§ GIVEN REQUEST
Repeat every entry word for word, skipping the pictures.

--- start ---

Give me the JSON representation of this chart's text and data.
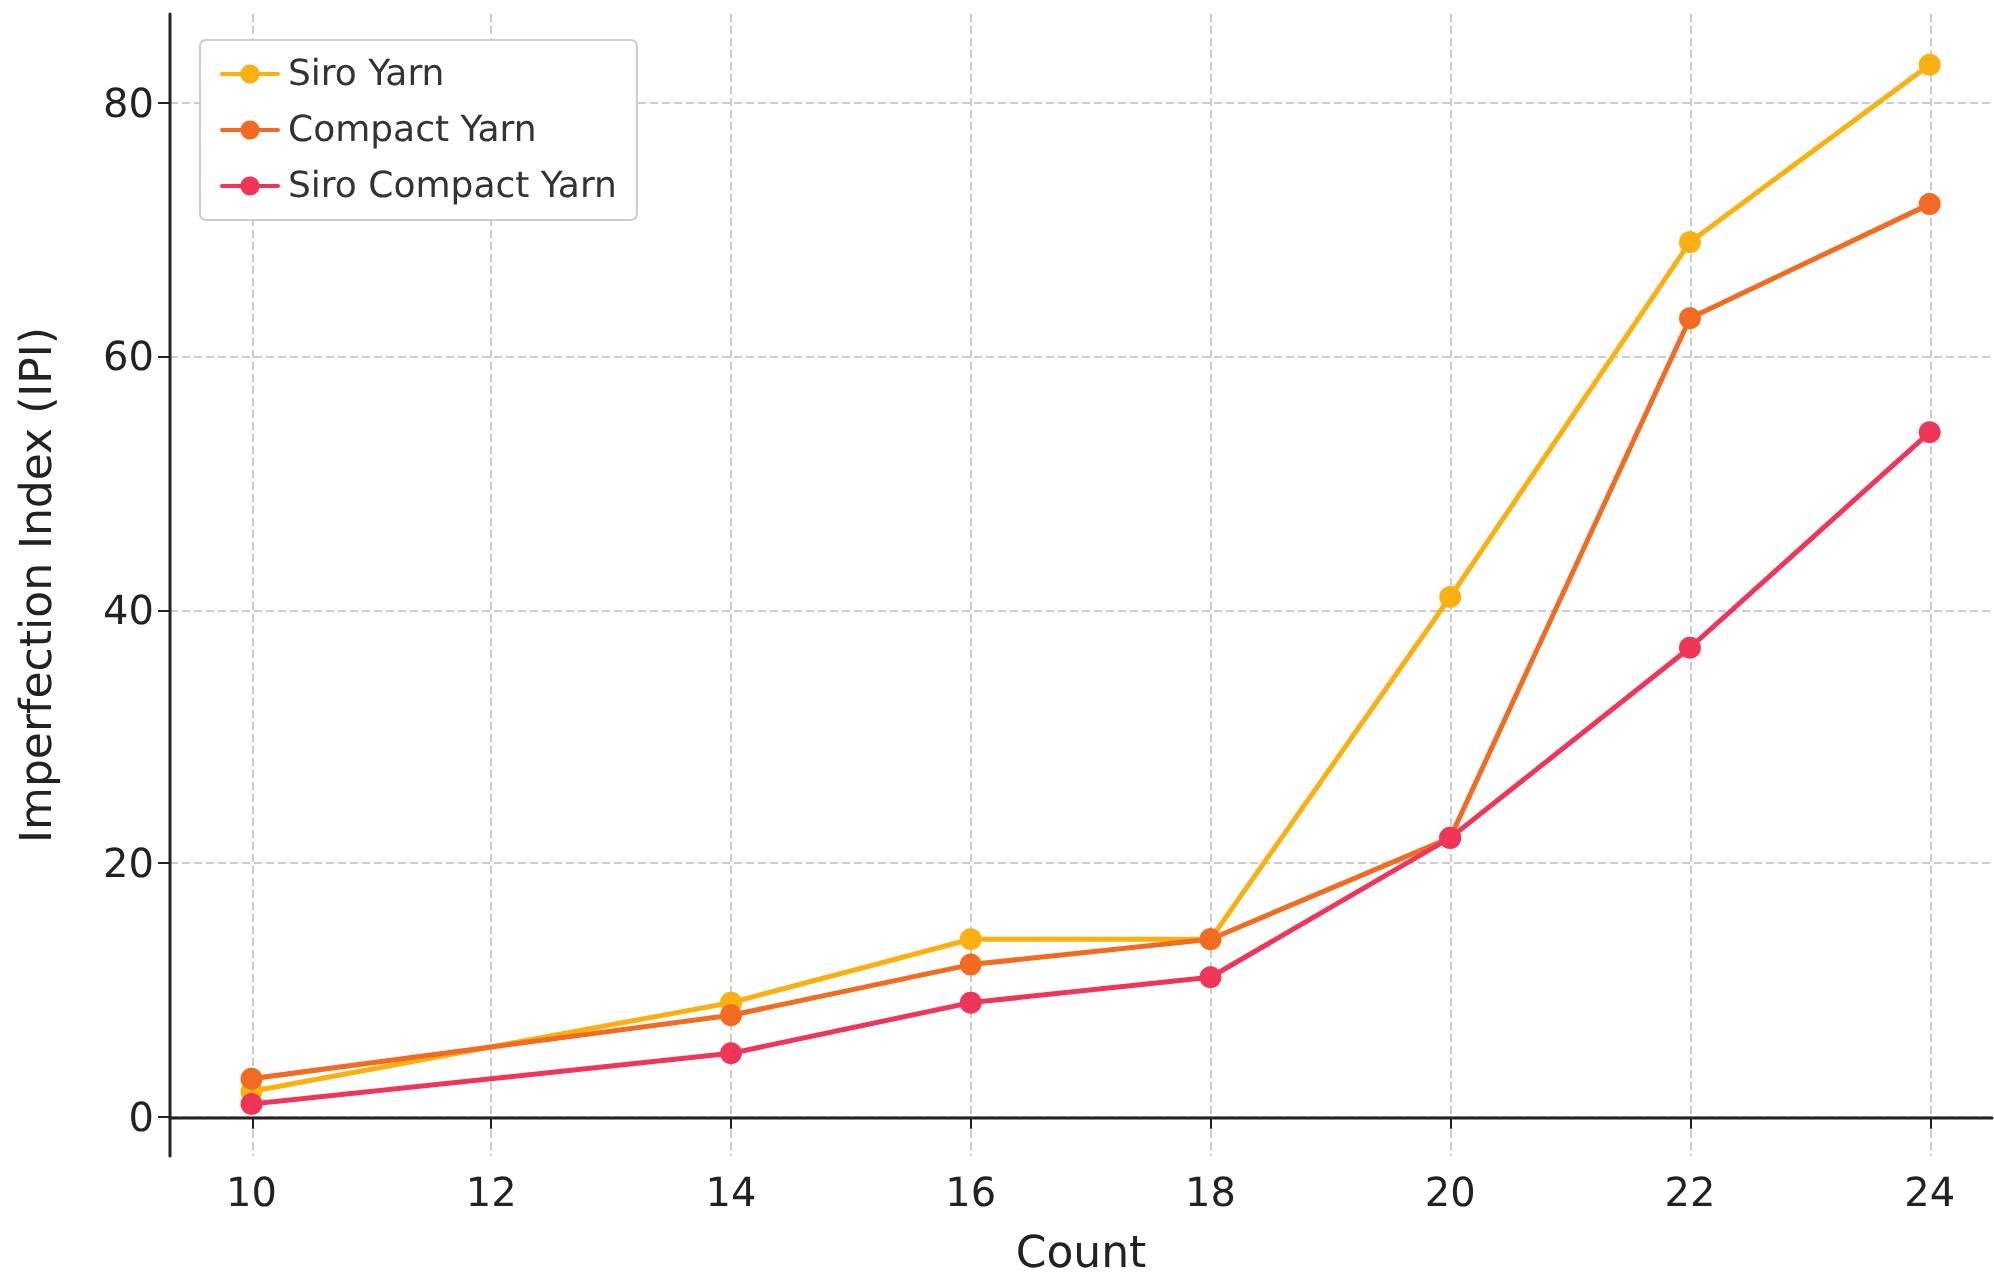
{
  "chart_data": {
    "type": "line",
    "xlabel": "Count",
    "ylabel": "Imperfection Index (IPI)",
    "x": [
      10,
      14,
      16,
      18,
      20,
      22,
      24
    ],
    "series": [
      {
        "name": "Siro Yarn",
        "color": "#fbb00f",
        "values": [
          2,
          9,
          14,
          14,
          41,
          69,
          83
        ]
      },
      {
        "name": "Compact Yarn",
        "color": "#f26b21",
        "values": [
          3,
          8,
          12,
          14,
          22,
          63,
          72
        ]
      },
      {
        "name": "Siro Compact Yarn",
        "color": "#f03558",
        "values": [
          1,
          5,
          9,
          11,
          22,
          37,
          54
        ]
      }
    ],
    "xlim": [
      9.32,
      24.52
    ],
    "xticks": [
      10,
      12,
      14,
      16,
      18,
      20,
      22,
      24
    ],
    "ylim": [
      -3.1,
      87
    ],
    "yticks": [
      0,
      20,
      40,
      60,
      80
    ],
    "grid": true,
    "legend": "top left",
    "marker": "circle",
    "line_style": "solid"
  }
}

--- end ---

§ ANSWER TO THIS TASK
Give me the JSON representation of this chart's text and data.
{
  "chart_data": {
    "type": "line",
    "xlabel": "Count",
    "ylabel": "Imperfection Index (IPI)",
    "x": [
      10,
      14,
      16,
      18,
      20,
      22,
      24
    ],
    "series": [
      {
        "name": "Siro Yarn",
        "color": "#fbb00f",
        "values": [
          2,
          9,
          14,
          14,
          41,
          69,
          83
        ]
      },
      {
        "name": "Compact Yarn",
        "color": "#f26b21",
        "values": [
          3,
          8,
          12,
          14,
          22,
          63,
          72
        ]
      },
      {
        "name": "Siro Compact Yarn",
        "color": "#f03558",
        "values": [
          1,
          5,
          9,
          11,
          22,
          37,
          54
        ]
      }
    ],
    "xlim": [
      9.32,
      24.52
    ],
    "xticks": [
      10,
      12,
      14,
      16,
      18,
      20,
      22,
      24
    ],
    "ylim": [
      -3.1,
      87
    ],
    "yticks": [
      0,
      20,
      40,
      60,
      80
    ],
    "grid": true,
    "legend": "top left",
    "marker": "circle",
    "line_style": "solid"
  }
}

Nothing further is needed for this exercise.